Stated exercise: Search the listing below for the word "arrow" and copy each line that holds it.

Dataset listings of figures
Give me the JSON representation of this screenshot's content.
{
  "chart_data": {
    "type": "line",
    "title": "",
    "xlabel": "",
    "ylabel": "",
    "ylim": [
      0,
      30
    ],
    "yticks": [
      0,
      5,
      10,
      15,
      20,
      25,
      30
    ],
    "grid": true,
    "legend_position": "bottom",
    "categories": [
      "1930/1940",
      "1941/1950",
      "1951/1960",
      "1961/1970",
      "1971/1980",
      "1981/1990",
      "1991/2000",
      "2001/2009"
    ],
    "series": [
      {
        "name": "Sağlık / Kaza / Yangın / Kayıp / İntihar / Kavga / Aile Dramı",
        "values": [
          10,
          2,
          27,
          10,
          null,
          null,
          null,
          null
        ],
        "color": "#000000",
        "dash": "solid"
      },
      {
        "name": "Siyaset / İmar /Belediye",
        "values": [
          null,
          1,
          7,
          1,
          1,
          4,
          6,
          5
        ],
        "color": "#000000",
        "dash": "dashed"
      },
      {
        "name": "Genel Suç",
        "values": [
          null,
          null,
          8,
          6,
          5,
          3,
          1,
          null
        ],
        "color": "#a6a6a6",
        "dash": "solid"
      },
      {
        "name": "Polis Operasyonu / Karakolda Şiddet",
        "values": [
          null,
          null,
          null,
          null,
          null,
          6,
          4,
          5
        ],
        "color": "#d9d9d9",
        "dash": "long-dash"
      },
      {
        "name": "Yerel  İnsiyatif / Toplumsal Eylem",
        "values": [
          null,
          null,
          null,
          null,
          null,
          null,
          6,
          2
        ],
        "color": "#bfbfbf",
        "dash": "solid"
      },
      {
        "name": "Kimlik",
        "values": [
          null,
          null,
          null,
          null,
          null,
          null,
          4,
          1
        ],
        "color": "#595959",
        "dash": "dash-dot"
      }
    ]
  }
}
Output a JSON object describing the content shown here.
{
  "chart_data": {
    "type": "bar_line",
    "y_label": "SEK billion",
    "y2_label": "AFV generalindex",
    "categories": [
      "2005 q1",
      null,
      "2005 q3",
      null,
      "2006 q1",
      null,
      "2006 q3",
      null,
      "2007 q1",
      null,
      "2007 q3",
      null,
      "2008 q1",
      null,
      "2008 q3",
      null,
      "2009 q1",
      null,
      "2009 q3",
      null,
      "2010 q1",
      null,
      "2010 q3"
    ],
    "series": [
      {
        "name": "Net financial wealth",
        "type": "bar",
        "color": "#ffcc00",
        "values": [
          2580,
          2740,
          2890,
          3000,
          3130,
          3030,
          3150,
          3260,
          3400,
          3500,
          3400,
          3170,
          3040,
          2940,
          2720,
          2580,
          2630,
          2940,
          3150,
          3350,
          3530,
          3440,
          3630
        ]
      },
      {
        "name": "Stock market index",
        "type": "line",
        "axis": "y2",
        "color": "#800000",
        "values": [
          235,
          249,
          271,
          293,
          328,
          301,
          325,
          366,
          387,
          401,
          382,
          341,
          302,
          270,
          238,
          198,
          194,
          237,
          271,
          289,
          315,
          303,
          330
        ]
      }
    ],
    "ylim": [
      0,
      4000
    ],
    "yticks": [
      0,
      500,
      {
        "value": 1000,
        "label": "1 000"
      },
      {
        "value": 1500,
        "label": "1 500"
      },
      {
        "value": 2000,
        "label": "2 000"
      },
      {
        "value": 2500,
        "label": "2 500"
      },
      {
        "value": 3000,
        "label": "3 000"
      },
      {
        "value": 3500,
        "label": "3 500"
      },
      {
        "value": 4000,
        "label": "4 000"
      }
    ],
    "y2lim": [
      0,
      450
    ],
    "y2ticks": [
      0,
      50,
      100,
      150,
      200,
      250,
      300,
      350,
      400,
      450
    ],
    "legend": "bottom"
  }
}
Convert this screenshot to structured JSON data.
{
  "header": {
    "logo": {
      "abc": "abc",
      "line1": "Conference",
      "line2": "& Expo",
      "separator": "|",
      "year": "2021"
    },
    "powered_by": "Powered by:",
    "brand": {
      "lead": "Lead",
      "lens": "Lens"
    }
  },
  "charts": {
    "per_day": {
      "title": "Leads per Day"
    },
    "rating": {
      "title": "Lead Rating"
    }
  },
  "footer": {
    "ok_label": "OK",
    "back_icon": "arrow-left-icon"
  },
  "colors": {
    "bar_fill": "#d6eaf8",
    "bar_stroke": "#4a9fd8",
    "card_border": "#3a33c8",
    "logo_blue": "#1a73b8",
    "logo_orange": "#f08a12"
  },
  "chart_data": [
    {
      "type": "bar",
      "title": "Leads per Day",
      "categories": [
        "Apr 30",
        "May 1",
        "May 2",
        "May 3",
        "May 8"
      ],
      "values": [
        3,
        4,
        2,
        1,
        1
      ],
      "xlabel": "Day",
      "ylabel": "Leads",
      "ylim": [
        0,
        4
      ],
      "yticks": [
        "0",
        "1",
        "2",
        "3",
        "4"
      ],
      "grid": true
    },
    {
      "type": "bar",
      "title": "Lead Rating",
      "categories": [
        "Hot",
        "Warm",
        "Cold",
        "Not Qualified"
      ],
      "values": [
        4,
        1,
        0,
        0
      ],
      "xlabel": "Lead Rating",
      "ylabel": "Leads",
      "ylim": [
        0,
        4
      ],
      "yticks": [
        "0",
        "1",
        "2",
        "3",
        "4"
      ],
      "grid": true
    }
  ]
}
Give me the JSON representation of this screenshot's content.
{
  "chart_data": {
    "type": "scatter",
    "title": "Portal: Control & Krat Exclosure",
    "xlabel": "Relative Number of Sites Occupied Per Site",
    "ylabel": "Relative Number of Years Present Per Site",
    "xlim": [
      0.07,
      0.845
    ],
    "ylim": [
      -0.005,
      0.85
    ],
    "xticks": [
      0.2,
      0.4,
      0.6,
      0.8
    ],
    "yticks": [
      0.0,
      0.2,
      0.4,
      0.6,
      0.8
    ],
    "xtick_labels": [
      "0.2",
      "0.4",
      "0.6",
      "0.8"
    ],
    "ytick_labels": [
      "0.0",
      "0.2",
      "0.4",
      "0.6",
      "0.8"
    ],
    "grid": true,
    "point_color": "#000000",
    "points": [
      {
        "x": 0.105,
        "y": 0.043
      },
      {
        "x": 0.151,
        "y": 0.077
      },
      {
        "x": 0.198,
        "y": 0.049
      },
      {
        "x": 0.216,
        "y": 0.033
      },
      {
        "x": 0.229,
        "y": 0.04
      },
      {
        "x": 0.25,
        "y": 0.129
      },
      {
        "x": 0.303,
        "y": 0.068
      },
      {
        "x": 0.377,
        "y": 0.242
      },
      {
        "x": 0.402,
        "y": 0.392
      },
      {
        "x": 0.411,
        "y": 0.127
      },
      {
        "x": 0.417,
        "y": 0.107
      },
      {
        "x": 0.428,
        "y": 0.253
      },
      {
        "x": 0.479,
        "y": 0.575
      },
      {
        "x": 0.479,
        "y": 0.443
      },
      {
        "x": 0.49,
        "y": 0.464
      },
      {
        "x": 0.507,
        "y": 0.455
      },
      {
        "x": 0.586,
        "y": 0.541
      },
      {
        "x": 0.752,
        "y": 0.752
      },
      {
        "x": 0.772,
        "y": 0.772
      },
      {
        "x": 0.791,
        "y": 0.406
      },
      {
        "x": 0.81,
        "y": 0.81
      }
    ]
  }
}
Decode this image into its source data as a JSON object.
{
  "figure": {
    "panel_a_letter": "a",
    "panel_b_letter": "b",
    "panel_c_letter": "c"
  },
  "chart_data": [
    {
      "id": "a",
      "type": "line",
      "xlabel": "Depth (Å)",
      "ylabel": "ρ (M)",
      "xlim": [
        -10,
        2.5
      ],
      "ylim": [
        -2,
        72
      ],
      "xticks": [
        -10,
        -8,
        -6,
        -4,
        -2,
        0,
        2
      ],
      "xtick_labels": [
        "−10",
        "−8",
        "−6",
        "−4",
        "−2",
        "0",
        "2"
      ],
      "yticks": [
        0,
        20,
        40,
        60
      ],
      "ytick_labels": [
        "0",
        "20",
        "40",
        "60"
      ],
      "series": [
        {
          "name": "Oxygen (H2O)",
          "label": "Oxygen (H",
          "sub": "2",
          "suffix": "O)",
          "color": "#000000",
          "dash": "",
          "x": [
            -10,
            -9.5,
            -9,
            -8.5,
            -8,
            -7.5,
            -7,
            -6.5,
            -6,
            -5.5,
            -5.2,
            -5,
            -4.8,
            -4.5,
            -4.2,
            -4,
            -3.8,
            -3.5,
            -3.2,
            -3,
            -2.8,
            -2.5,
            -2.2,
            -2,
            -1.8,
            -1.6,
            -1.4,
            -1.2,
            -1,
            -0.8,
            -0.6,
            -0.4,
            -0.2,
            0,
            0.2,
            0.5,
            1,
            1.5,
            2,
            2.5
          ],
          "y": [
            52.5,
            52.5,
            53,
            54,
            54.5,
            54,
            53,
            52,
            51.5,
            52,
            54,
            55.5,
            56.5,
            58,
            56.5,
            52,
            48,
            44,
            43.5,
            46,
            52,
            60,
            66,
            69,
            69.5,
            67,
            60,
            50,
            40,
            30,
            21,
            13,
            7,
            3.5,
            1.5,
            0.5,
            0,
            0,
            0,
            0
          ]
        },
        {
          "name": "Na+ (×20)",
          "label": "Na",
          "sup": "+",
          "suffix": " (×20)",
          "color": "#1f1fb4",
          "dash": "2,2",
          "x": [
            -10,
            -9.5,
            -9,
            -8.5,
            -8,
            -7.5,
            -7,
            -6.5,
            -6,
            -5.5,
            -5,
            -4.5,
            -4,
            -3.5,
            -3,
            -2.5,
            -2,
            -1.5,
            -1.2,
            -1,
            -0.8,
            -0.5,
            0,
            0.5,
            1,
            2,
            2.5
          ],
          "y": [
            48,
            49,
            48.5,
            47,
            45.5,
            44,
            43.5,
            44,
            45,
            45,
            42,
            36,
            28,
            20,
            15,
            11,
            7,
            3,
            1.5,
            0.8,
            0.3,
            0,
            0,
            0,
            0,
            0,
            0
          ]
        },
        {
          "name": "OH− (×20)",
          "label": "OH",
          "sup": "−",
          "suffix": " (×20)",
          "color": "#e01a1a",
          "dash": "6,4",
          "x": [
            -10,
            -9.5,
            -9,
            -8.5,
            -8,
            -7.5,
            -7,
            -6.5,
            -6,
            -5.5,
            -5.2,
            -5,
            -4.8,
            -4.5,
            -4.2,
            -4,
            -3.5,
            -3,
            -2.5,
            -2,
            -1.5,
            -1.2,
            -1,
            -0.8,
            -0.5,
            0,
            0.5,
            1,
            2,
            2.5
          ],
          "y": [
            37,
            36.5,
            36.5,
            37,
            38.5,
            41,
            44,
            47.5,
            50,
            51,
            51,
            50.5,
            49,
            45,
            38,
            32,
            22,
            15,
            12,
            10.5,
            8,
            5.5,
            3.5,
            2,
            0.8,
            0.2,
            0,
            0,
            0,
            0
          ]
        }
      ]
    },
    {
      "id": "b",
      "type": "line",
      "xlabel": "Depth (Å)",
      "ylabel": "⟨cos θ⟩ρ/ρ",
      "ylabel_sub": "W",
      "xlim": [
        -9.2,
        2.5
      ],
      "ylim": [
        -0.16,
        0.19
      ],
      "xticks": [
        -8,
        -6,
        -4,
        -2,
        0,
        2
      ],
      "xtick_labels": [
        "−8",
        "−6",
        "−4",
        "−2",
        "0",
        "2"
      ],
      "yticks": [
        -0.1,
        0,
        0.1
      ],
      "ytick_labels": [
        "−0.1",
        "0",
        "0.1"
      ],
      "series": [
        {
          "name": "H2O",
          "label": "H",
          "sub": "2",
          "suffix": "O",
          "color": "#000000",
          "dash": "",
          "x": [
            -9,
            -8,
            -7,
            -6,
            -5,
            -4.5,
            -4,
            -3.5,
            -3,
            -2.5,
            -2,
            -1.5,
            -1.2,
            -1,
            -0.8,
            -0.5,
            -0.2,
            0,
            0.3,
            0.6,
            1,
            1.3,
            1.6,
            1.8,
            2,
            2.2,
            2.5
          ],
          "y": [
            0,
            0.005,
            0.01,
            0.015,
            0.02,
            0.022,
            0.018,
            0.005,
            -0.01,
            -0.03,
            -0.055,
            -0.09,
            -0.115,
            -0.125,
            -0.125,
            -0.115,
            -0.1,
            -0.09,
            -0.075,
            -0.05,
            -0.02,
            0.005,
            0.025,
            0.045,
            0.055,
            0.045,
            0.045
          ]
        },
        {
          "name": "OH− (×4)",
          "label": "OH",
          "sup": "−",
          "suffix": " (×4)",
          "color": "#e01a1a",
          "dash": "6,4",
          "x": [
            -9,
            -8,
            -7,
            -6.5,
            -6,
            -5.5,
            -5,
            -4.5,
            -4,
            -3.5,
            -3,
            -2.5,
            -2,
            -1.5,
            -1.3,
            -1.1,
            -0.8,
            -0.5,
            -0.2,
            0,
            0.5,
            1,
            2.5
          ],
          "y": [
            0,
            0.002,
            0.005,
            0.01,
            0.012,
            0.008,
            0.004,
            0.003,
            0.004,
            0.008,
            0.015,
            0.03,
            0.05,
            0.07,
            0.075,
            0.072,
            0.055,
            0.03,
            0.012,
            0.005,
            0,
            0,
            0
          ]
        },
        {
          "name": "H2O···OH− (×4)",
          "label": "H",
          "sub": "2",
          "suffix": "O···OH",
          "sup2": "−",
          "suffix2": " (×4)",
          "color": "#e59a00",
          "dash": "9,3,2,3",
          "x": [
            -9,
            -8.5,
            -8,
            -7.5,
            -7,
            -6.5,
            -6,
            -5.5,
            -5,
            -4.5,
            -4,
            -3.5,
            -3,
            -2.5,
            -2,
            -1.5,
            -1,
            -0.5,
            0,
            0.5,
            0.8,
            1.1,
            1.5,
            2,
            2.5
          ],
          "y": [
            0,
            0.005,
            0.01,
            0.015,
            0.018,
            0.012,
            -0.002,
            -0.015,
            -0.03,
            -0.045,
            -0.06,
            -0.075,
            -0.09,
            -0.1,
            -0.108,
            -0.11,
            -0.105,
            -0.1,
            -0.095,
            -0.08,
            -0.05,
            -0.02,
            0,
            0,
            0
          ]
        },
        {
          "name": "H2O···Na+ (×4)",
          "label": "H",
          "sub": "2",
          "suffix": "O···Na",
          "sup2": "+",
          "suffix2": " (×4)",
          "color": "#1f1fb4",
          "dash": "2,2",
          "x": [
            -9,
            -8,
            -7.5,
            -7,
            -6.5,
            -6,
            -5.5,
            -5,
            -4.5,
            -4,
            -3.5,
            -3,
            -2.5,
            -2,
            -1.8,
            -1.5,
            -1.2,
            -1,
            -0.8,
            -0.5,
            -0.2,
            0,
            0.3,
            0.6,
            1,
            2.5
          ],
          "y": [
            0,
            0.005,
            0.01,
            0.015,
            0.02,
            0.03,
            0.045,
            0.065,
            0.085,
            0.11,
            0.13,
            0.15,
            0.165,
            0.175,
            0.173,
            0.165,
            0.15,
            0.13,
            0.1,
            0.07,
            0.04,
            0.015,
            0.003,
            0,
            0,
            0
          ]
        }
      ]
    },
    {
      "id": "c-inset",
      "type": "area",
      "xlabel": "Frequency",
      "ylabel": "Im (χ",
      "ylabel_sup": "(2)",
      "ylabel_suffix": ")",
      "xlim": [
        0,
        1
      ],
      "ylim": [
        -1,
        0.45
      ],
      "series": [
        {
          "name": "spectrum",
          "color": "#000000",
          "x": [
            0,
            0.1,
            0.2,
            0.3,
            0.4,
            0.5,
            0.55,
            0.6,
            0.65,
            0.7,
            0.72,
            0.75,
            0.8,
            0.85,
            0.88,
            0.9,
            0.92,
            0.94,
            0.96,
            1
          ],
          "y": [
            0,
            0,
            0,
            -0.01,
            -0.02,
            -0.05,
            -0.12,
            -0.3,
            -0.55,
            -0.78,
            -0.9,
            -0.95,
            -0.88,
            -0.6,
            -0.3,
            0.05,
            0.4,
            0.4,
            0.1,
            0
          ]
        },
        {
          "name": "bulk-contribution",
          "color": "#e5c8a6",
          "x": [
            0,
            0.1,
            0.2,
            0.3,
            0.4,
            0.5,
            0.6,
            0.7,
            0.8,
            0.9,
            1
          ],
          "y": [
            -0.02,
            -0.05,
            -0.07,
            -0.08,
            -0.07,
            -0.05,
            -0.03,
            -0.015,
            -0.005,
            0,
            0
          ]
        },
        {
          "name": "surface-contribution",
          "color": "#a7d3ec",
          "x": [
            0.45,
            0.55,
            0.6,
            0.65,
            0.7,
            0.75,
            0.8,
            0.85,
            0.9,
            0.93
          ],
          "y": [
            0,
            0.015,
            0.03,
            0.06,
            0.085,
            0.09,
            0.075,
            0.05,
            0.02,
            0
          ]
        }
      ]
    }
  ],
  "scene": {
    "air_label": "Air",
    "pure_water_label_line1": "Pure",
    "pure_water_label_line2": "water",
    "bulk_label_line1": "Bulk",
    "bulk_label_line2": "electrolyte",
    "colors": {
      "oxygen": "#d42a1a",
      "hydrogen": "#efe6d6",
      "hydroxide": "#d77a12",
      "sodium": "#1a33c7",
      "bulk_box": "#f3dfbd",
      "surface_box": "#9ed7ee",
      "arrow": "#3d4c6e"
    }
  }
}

Result of the exercise:
    "back_icon": "arrow-left-icon"
      "arrow": "#3d4c6e"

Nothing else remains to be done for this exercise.